All of the material below is to be restated word for word, apart from the pictures.

INFORMATION GIVEN:
======
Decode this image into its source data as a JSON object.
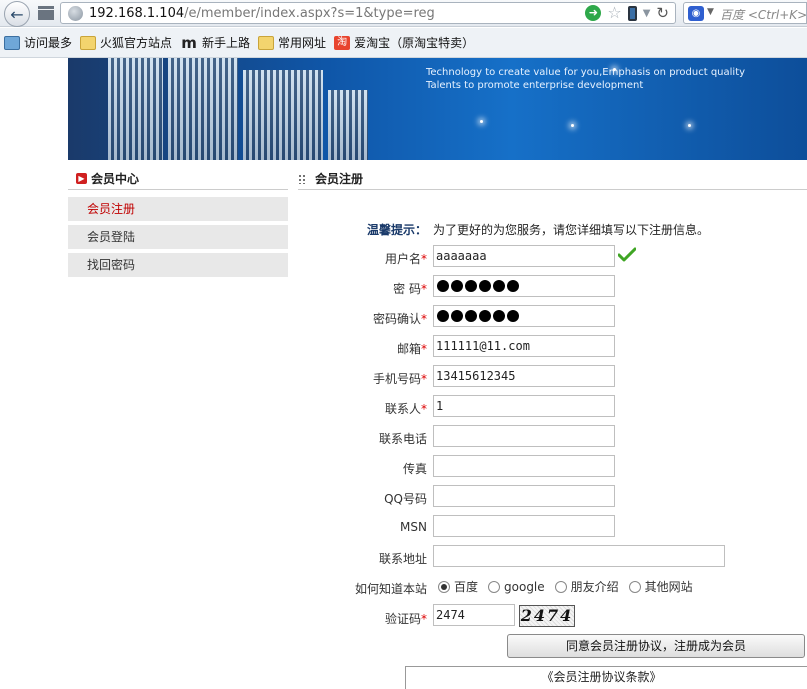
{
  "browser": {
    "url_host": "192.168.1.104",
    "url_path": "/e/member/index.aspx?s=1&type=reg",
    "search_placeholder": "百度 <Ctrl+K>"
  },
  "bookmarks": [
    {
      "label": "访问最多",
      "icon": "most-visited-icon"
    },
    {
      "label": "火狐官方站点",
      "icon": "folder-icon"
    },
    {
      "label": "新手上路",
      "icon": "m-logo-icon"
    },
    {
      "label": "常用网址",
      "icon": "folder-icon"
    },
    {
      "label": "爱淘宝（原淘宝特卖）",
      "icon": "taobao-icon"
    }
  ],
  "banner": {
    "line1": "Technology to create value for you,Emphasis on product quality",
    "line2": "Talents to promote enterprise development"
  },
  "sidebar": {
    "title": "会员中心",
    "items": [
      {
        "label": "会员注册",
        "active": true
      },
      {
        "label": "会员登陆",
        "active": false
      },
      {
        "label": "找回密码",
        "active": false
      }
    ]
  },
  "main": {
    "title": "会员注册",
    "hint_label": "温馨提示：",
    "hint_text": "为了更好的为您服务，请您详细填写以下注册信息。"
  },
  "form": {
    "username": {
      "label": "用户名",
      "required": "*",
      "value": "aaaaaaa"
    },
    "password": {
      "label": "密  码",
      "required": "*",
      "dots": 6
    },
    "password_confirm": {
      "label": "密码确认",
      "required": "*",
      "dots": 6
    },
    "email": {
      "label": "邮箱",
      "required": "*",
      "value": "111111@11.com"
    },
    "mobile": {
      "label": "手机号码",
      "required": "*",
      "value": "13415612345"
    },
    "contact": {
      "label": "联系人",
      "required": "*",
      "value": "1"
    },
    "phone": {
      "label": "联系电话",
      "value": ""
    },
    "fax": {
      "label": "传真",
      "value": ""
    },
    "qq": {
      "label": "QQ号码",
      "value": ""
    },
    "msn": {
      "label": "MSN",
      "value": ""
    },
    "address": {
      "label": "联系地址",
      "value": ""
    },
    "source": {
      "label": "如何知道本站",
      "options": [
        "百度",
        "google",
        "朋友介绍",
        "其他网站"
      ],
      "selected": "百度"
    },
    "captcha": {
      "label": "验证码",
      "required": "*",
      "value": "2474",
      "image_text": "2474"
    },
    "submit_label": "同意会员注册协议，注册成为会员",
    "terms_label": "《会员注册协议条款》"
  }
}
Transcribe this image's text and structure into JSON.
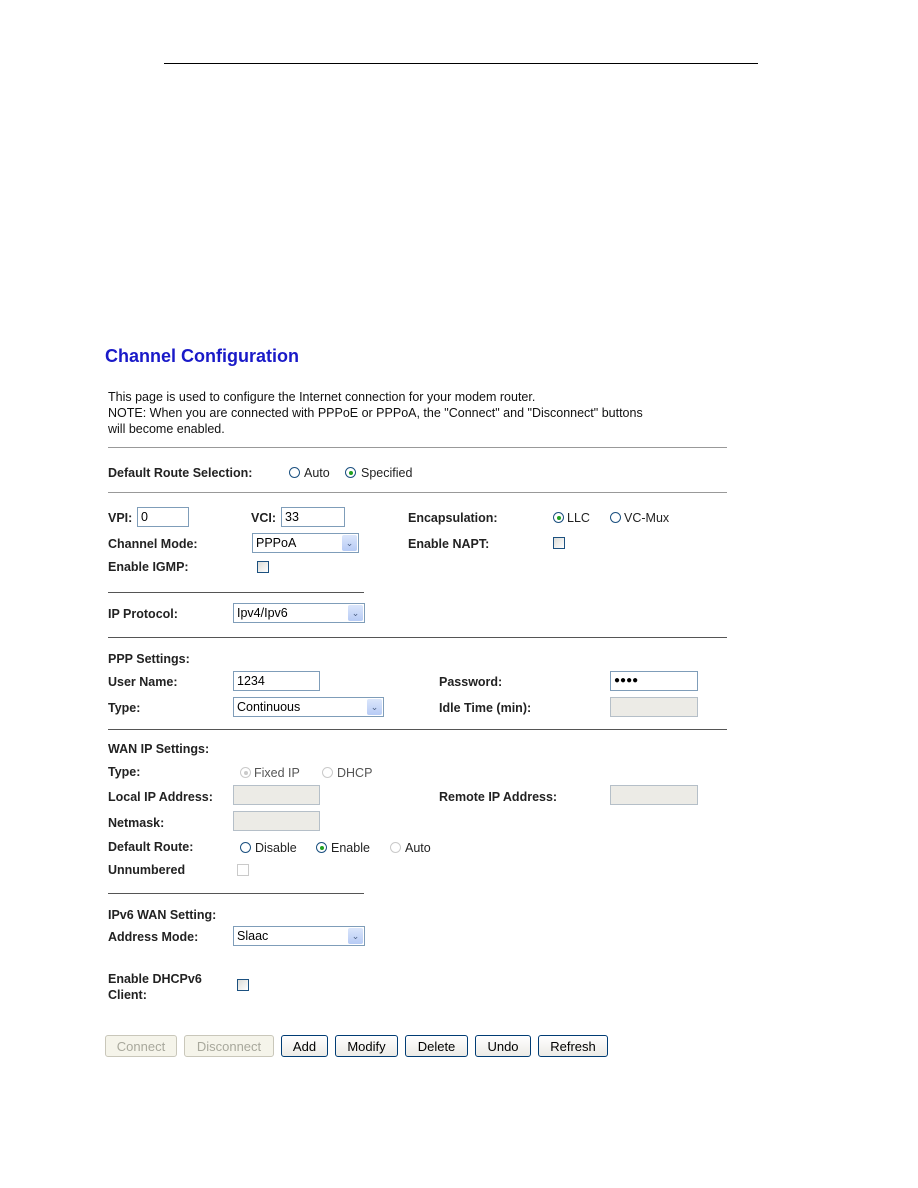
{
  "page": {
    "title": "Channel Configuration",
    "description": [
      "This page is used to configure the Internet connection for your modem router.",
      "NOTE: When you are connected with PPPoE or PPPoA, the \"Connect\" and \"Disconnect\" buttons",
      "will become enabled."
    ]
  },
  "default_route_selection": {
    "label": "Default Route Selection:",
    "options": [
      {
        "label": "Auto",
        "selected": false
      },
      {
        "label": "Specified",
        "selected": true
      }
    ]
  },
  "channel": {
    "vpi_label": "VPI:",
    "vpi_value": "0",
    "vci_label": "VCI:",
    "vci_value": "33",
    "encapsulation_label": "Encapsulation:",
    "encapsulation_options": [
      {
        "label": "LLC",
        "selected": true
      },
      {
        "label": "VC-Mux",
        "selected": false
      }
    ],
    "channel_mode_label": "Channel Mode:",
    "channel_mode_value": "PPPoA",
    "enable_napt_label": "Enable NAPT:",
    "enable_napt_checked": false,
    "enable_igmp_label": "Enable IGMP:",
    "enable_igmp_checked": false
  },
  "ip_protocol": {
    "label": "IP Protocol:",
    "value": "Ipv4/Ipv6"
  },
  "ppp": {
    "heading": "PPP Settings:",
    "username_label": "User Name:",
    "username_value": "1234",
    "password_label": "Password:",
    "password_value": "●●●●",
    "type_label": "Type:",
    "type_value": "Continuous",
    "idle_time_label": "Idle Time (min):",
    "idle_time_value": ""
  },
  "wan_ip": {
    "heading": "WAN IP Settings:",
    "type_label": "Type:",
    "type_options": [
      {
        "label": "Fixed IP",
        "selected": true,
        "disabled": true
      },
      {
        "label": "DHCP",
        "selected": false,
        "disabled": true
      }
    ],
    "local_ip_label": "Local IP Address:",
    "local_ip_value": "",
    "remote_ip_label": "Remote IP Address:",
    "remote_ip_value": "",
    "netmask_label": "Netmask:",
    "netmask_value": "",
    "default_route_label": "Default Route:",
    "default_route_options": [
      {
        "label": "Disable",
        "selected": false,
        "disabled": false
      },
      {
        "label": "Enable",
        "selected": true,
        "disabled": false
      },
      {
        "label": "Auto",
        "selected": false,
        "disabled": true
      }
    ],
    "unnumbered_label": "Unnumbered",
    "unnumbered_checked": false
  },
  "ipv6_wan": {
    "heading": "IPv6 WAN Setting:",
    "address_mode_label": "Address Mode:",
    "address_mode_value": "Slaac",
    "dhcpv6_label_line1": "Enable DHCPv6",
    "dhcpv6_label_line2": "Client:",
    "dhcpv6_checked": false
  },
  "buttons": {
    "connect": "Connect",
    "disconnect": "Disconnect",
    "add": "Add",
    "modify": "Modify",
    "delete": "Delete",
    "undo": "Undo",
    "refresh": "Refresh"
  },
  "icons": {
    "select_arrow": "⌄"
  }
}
======
EXERCISE RESULT:
Decode this image into its source data as a JSON object.
{
  "browser": {
    "url_host": "192.168.1.104",
    "url_path": "/e/member/index.aspx?s=1&type=reg",
    "search_placeholder": "百度 <Ctrl+K>"
  },
  "bookmarks": [
    {
      "label": "访问最多",
      "icon": "most-visited-icon"
    },
    {
      "label": "火狐官方站点",
      "icon": "folder-icon"
    },
    {
      "label": "新手上路",
      "icon": "m-logo-icon"
    },
    {
      "label": "常用网址",
      "icon": "folder-icon"
    },
    {
      "label": "爱淘宝（原淘宝特卖）",
      "icon": "taobao-icon"
    }
  ],
  "banner": {
    "line1": "Technology to create value for you,Emphasis on product quality",
    "line2": "Talents to promote enterprise development"
  },
  "sidebar": {
    "title": "会员中心",
    "items": [
      {
        "label": "会员注册",
        "active": true
      },
      {
        "label": "会员登陆",
        "active": false
      },
      {
        "label": "找回密码",
        "active": false
      }
    ]
  },
  "main": {
    "title": "会员注册",
    "hint_label": "温馨提示：",
    "hint_text": "为了更好的为您服务，请您详细填写以下注册信息。"
  },
  "form": {
    "username": {
      "label": "用户名",
      "required": "*",
      "value": "aaaaaaa"
    },
    "password": {
      "label": "密  码",
      "required": "*",
      "dots": 6
    },
    "password_confirm": {
      "label": "密码确认",
      "required": "*",
      "dots": 6
    },
    "email": {
      "label": "邮箱",
      "required": "*",
      "value": "111111@11.com"
    },
    "mobile": {
      "label": "手机号码",
      "required": "*",
      "value": "13415612345"
    },
    "contact": {
      "label": "联系人",
      "required": "*",
      "value": "1"
    },
    "phone": {
      "label": "联系电话",
      "value": ""
    },
    "fax": {
      "label": "传真",
      "value": ""
    },
    "qq": {
      "label": "QQ号码",
      "value": ""
    },
    "msn": {
      "label": "MSN",
      "value": ""
    },
    "address": {
      "label": "联系地址",
      "value": ""
    },
    "source": {
      "label": "如何知道本站",
      "options": [
        "百度",
        "google",
        "朋友介绍",
        "其他网站"
      ],
      "selected": "百度"
    },
    "captcha": {
      "label": "验证码",
      "required": "*",
      "value": "2474",
      "image_text": "2474"
    },
    "submit_label": "同意会员注册协议，注册成为会员",
    "terms_label": "《会员注册协议条款》"
  }
}
Transcribe this image's text and structure into JSON.
{
  "page": {
    "title": "Channel Configuration",
    "description": [
      "This page is used to configure the Internet connection for your modem router.",
      "NOTE: When you are connected with PPPoE or PPPoA, the \"Connect\" and \"Disconnect\" buttons",
      "will become enabled."
    ]
  },
  "default_route_selection": {
    "label": "Default Route Selection:",
    "options": [
      {
        "label": "Auto",
        "selected": false
      },
      {
        "label": "Specified",
        "selected": true
      }
    ]
  },
  "channel": {
    "vpi_label": "VPI:",
    "vpi_value": "0",
    "vci_label": "VCI:",
    "vci_value": "33",
    "encapsulation_label": "Encapsulation:",
    "encapsulation_options": [
      {
        "label": "LLC",
        "selected": true
      },
      {
        "label": "VC-Mux",
        "selected": false
      }
    ],
    "channel_mode_label": "Channel Mode:",
    "channel_mode_value": "PPPoA",
    "enable_napt_label": "Enable NAPT:",
    "enable_napt_checked": false,
    "enable_igmp_label": "Enable IGMP:",
    "enable_igmp_checked": false
  },
  "ip_protocol": {
    "label": "IP Protocol:",
    "value": "Ipv4/Ipv6"
  },
  "ppp": {
    "heading": "PPP Settings:",
    "username_label": "User Name:",
    "username_value": "1234",
    "password_label": "Password:",
    "password_value": "●●●●",
    "type_label": "Type:",
    "type_value": "Continuous",
    "idle_time_label": "Idle Time (min):",
    "idle_time_value": ""
  },
  "wan_ip": {
    "heading": "WAN IP Settings:",
    "type_label": "Type:",
    "type_options": [
      {
        "label": "Fixed IP",
        "selected": true,
        "disabled": true
      },
      {
        "label": "DHCP",
        "selected": false,
        "disabled": true
      }
    ],
    "local_ip_label": "Local IP Address:",
    "local_ip_value": "",
    "remote_ip_label": "Remote IP Address:",
    "remote_ip_value": "",
    "netmask_label": "Netmask:",
    "netmask_value": "",
    "default_route_label": "Default Route:",
    "default_route_options": [
      {
        "label": "Disable",
        "selected": false,
        "disabled": false
      },
      {
        "label": "Enable",
        "selected": true,
        "disabled": false
      },
      {
        "label": "Auto",
        "selected": false,
        "disabled": true
      }
    ],
    "unnumbered_label": "Unnumbered",
    "unnumbered_checked": false
  },
  "ipv6_wan": {
    "heading": "IPv6 WAN Setting:",
    "address_mode_label": "Address Mode:",
    "address_mode_value": "Slaac",
    "dhcpv6_label_line1": "Enable DHCPv6",
    "dhcpv6_label_line2": "Client:",
    "dhcpv6_checked": false
  },
  "buttons": {
    "connect": "Connect",
    "disconnect": "Disconnect",
    "add": "Add",
    "modify": "Modify",
    "delete": "Delete",
    "undo": "Undo",
    "refresh": "Refresh"
  },
  "icons": {
    "select_arrow": "⌄"
  }
}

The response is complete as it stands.